» DIRECTIONS:
Find the lines that contain the word "субъектам" and copy each one.

(Data entries)
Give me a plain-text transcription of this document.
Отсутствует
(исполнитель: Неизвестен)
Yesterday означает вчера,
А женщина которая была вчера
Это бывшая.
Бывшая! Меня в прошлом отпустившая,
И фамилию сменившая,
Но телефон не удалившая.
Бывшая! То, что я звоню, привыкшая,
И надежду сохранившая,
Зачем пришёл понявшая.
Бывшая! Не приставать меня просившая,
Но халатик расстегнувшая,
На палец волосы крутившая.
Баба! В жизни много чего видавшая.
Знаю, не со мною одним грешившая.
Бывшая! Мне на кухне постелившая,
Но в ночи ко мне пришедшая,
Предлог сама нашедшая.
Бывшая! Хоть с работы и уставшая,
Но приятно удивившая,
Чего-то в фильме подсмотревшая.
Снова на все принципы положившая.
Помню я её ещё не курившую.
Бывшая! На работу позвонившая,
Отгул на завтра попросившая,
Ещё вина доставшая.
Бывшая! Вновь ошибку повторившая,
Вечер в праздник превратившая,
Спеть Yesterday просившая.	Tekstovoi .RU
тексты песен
...
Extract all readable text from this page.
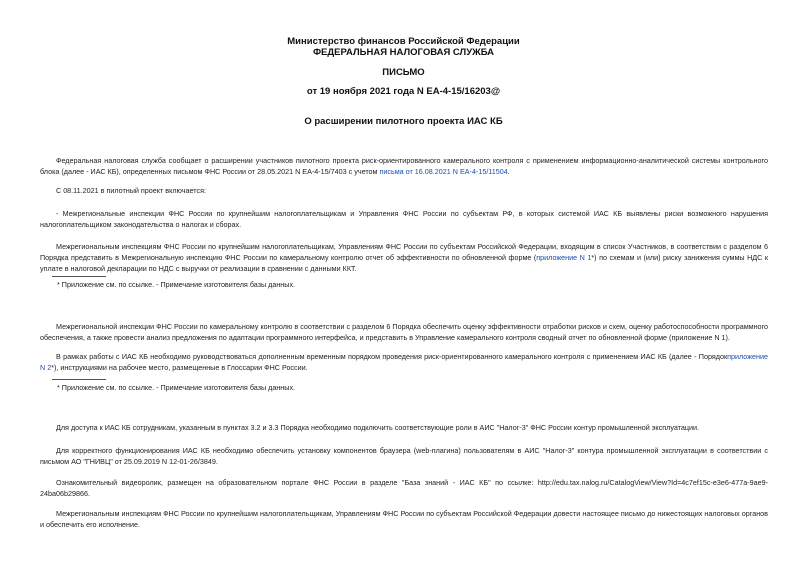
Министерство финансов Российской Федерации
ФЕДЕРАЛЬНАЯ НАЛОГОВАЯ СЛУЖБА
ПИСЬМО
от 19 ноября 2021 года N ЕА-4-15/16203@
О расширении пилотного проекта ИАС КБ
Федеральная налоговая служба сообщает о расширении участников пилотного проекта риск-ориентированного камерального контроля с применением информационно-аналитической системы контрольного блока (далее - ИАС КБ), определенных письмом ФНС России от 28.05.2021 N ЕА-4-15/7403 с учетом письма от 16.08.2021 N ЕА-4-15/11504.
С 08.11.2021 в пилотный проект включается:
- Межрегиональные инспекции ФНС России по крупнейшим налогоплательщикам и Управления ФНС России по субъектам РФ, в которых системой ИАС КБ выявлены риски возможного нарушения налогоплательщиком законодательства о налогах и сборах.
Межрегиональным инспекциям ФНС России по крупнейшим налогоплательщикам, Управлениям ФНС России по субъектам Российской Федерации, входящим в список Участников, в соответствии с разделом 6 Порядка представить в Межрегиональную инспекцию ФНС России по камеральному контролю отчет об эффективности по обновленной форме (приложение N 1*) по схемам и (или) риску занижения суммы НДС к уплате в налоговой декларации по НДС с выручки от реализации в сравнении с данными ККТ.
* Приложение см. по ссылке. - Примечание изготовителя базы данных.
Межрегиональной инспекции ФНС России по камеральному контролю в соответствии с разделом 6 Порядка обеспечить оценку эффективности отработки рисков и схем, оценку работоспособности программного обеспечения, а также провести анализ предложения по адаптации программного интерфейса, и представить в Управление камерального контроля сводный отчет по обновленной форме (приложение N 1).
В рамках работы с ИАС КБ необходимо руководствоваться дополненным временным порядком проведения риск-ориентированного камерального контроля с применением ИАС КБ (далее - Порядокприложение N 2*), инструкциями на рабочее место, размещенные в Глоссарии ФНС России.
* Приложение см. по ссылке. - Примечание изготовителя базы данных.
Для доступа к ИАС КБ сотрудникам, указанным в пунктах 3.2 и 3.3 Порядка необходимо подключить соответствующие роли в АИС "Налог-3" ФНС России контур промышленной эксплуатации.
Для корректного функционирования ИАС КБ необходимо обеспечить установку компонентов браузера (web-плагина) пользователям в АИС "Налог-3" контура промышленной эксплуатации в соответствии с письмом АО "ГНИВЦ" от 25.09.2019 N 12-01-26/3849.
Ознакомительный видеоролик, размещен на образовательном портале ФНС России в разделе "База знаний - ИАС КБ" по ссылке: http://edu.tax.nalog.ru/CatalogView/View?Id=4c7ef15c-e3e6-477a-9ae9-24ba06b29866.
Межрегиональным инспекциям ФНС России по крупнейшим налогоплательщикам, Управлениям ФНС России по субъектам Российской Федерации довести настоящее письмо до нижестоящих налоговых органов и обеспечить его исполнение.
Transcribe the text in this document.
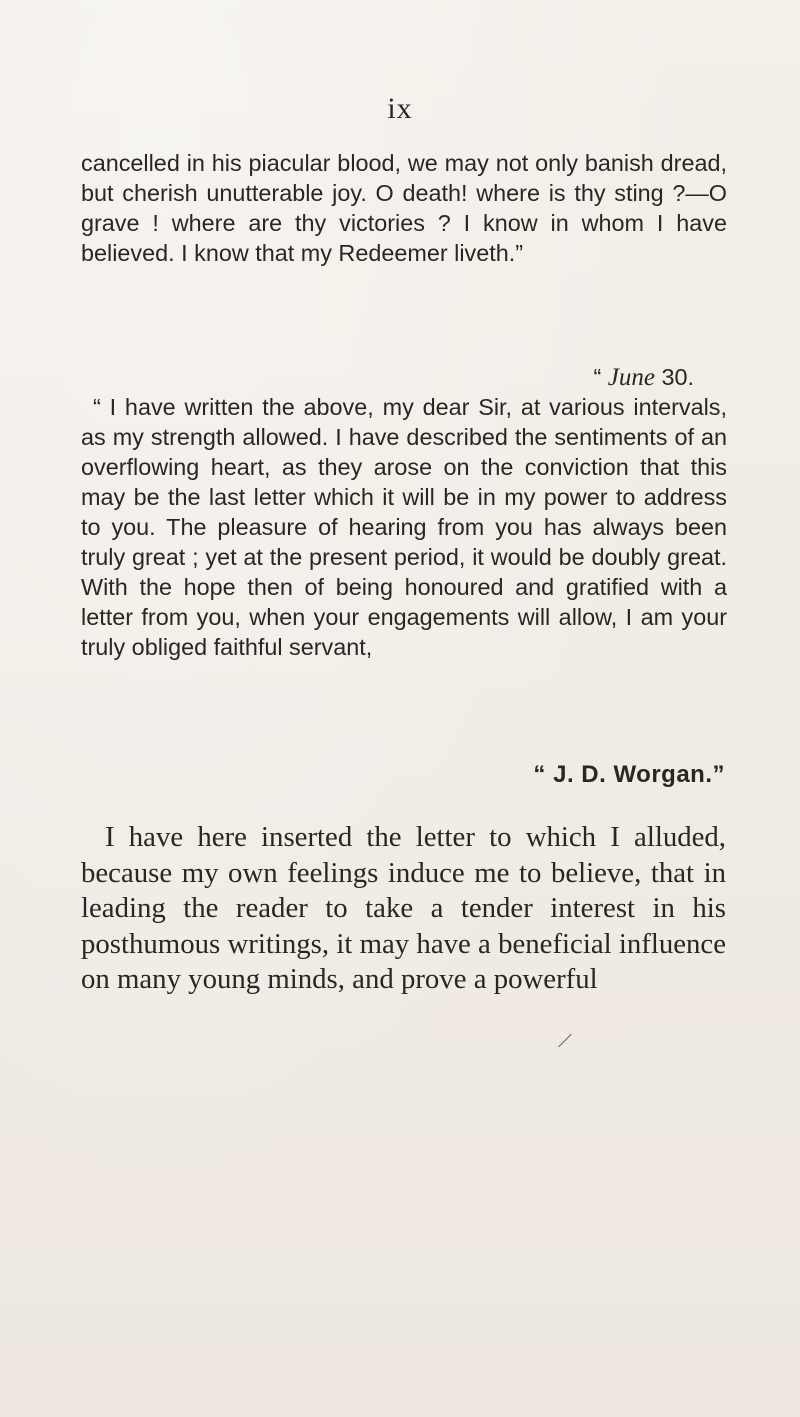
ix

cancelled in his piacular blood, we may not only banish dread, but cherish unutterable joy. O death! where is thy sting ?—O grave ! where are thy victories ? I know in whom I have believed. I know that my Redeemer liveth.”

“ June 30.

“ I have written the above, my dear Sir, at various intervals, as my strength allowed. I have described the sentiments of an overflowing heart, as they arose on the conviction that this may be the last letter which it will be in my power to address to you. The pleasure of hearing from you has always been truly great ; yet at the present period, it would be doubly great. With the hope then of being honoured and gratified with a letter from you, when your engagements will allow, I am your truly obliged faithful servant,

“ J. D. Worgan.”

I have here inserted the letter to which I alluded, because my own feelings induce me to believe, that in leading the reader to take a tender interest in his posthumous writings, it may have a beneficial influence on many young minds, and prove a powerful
--
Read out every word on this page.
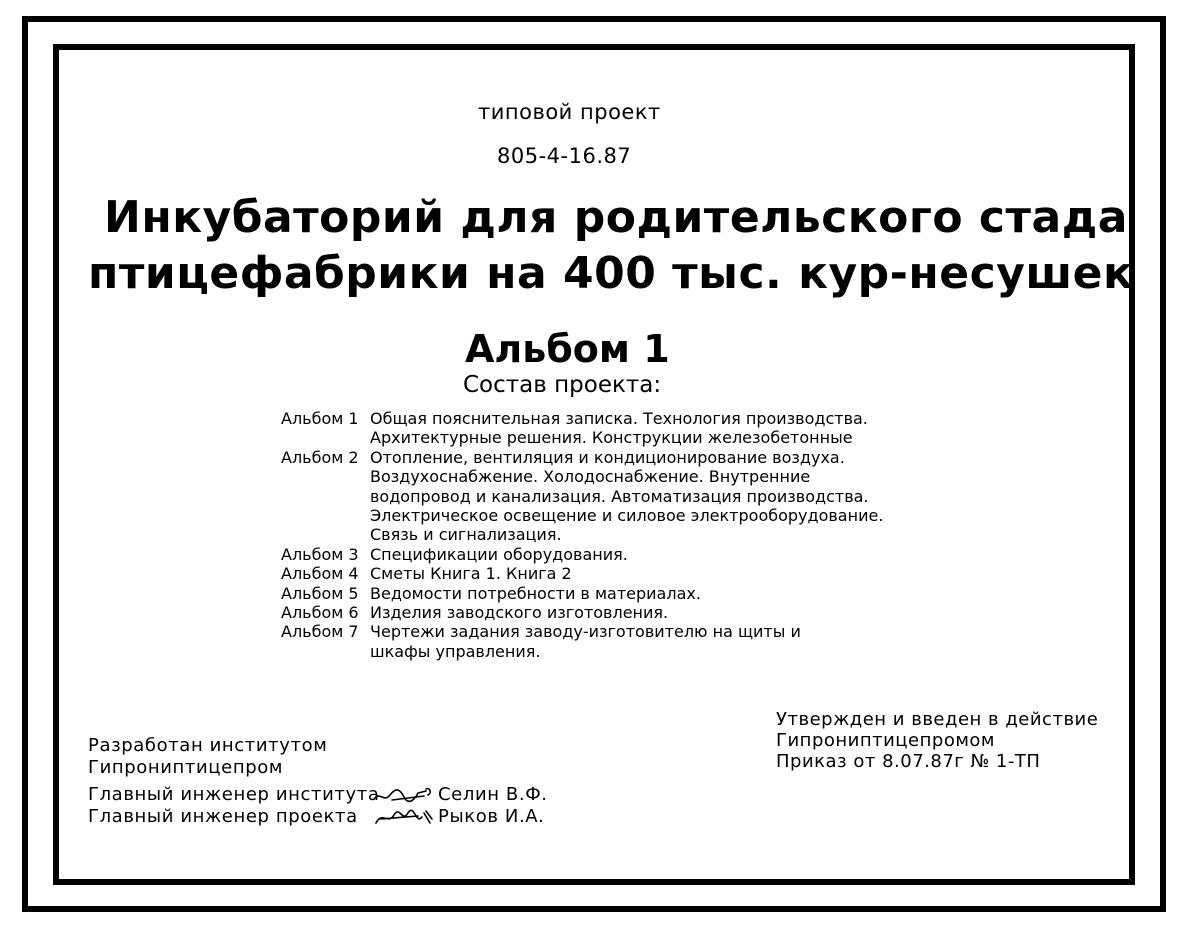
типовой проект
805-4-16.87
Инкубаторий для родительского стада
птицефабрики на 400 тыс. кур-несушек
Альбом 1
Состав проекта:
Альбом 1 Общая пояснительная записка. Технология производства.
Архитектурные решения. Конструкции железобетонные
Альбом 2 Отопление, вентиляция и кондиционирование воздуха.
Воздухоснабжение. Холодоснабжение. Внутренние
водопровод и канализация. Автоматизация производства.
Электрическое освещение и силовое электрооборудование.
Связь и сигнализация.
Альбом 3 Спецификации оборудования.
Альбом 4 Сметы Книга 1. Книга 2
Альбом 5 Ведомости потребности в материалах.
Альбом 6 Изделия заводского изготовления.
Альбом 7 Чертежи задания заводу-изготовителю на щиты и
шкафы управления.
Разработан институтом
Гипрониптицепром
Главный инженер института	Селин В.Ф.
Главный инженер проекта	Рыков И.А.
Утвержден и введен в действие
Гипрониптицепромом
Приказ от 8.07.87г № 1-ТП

» REPLY:
- Межрегиональные инспекции ФНС России по крупнейшим налогоплательщикам и Управления ФНС России по субъектам РФ, в которых системой ИАС КБ выявлены риски возможного нарушения налогоплательщиком законодательства о налогах и сборах.
Межрегиональным инспекциям ФНС России по крупнейшим налогоплательщикам, Управлениям ФНС России по субъектам Российской Федерации, входящим в список Участников, в соответствии с разделом 6 Порядка представить в Межрегиональную инспекцию ФНС России по камеральному контролю отчет об эффективности по обновленной форме (приложение N 1*) по схемам и (или) риску занижения суммы НДС к уплате в налоговой декларации по НДС с выручки от реализации в сравнении с данными ККТ.
Межрегиональным инспекциям ФНС России по крупнейшим налогоплательщикам, Управлениям ФНС России по субъектам Российской Федерации довести настоящее письмо до нижестоящих налоговых органов и обеспечить его исполнение.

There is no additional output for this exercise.